_Problem description_
Scan the data below and pick out the lines containing the word "消息队列".

_Entries provided_
------------------------------------------------------------------------
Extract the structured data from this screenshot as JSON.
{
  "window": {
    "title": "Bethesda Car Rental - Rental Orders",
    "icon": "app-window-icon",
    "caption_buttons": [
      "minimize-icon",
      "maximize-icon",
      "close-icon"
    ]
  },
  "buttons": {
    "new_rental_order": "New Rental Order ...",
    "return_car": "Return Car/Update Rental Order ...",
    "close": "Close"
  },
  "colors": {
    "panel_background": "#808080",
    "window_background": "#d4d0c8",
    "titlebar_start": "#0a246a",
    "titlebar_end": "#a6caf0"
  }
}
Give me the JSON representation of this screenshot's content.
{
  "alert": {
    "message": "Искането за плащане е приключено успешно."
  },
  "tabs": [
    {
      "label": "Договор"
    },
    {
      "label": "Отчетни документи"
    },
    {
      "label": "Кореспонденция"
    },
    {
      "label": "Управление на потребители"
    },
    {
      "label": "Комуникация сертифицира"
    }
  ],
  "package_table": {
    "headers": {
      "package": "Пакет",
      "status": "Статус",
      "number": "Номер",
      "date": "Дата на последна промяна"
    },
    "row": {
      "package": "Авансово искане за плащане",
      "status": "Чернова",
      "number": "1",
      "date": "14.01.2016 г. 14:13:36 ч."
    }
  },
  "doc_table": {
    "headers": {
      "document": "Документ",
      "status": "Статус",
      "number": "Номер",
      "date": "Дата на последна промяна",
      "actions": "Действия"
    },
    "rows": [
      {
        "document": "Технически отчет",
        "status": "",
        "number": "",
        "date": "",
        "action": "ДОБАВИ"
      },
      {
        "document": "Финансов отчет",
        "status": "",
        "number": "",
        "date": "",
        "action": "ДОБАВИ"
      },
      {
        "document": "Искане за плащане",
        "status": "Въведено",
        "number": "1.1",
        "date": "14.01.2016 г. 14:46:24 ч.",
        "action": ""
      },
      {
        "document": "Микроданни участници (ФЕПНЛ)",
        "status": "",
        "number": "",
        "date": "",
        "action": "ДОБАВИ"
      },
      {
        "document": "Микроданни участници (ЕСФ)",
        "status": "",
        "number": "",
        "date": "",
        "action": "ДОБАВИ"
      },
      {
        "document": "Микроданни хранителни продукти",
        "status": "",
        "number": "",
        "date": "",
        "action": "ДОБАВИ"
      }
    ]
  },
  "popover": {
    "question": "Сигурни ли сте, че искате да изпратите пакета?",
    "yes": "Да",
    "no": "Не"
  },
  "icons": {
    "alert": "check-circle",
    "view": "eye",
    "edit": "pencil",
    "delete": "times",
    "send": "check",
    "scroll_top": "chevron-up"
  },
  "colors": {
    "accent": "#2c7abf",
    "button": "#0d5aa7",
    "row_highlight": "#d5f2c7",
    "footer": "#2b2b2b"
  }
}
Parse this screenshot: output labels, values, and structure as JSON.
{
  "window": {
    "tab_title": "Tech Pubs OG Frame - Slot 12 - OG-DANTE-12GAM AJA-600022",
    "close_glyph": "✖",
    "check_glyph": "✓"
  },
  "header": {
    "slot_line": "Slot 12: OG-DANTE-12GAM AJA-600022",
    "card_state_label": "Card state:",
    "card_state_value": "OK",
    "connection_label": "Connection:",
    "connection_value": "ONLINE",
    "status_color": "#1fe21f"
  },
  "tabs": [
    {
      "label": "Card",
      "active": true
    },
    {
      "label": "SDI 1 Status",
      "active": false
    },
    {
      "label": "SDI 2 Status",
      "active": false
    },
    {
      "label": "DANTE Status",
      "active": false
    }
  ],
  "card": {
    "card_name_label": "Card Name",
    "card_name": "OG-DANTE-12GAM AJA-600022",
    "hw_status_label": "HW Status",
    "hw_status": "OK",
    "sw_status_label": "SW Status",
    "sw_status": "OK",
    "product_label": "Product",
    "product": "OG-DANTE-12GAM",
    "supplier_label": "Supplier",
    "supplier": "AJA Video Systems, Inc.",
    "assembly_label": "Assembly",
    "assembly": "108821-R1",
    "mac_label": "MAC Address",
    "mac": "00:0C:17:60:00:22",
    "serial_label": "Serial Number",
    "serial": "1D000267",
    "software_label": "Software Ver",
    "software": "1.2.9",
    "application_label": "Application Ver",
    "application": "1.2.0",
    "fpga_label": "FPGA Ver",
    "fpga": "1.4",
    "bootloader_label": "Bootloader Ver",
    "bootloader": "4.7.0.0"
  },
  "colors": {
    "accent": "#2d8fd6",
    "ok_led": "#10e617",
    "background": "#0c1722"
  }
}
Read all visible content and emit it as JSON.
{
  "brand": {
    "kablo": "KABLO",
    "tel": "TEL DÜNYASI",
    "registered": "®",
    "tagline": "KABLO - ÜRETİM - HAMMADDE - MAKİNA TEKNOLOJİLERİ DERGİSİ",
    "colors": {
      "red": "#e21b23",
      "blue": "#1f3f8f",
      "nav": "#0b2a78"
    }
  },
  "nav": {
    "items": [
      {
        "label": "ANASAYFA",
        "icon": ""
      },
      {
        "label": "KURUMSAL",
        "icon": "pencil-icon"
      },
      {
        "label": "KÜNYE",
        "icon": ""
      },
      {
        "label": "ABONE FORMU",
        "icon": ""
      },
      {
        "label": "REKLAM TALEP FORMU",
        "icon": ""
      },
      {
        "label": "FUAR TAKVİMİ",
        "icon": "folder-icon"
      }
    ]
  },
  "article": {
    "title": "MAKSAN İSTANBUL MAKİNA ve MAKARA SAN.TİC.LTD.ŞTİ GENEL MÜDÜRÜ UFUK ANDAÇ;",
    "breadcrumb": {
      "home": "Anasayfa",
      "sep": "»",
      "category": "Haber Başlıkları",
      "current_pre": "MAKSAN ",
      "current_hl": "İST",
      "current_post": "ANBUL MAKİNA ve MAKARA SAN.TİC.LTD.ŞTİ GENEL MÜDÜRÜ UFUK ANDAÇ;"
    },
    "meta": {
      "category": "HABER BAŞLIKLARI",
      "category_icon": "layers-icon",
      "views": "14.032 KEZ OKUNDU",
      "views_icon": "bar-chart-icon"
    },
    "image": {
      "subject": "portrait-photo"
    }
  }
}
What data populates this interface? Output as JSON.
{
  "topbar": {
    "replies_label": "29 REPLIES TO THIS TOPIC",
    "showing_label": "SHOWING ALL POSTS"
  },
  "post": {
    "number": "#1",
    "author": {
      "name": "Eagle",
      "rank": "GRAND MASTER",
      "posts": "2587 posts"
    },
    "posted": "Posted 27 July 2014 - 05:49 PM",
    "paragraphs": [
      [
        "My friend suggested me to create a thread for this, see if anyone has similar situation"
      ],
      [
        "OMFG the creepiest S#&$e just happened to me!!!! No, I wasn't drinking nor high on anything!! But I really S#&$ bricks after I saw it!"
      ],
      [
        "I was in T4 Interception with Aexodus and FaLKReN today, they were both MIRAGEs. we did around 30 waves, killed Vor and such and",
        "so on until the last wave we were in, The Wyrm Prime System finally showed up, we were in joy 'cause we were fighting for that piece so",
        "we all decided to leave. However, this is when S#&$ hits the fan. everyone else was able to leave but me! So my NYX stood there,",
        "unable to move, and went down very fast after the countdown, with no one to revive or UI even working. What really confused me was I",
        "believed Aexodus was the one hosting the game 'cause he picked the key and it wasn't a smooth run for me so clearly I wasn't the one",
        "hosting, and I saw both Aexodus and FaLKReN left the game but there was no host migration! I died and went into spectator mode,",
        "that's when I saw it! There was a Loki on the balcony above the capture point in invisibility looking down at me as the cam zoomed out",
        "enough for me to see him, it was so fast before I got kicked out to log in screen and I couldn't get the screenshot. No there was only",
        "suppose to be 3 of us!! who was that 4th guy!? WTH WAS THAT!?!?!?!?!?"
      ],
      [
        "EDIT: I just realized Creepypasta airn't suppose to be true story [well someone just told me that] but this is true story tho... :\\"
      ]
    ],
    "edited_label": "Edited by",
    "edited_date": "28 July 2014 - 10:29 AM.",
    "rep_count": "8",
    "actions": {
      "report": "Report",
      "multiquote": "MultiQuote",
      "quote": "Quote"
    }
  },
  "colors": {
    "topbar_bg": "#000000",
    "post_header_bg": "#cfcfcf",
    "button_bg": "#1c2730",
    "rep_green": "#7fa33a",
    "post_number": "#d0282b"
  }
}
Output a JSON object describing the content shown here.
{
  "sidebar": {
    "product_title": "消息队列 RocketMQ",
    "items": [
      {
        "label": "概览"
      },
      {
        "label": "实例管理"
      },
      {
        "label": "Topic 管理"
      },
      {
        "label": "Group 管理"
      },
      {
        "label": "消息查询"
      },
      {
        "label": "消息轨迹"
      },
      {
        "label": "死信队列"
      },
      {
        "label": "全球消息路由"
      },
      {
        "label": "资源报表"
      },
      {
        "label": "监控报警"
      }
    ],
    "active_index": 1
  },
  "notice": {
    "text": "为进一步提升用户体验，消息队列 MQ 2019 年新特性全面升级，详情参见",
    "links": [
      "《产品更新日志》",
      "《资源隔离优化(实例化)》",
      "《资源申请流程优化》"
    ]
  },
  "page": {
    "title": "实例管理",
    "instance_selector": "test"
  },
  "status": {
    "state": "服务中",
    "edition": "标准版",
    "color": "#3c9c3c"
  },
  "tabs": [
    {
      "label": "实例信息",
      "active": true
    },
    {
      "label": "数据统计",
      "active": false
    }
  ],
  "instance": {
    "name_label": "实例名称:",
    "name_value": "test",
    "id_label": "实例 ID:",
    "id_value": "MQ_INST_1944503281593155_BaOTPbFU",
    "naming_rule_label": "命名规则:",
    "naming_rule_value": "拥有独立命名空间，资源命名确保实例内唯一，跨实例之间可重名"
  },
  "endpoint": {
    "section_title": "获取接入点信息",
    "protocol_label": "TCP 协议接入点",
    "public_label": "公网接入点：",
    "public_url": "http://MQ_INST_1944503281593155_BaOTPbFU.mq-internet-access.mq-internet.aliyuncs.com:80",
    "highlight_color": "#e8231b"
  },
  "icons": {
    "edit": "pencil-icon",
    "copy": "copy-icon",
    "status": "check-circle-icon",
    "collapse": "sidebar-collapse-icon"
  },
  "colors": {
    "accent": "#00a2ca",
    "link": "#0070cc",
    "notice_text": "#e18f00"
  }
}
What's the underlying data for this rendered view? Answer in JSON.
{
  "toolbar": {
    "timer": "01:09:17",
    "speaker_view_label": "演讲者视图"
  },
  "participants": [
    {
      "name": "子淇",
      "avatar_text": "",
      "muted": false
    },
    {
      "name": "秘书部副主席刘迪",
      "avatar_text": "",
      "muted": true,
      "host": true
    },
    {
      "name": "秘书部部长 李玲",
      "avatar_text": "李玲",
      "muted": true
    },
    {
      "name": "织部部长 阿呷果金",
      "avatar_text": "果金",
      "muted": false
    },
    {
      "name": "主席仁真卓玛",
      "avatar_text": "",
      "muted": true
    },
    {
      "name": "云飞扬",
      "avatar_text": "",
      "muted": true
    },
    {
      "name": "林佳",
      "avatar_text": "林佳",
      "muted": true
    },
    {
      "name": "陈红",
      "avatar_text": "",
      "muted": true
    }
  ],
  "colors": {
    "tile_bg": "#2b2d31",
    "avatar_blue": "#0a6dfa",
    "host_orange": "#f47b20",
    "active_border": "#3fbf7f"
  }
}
------------------------------------------------------------------------
_Complete answer_
    "product_title": "消息队列 RocketMQ",
    "text": "为进一步提升用户体验，消息队列 MQ 2019 年新特性全面升级，详情参见",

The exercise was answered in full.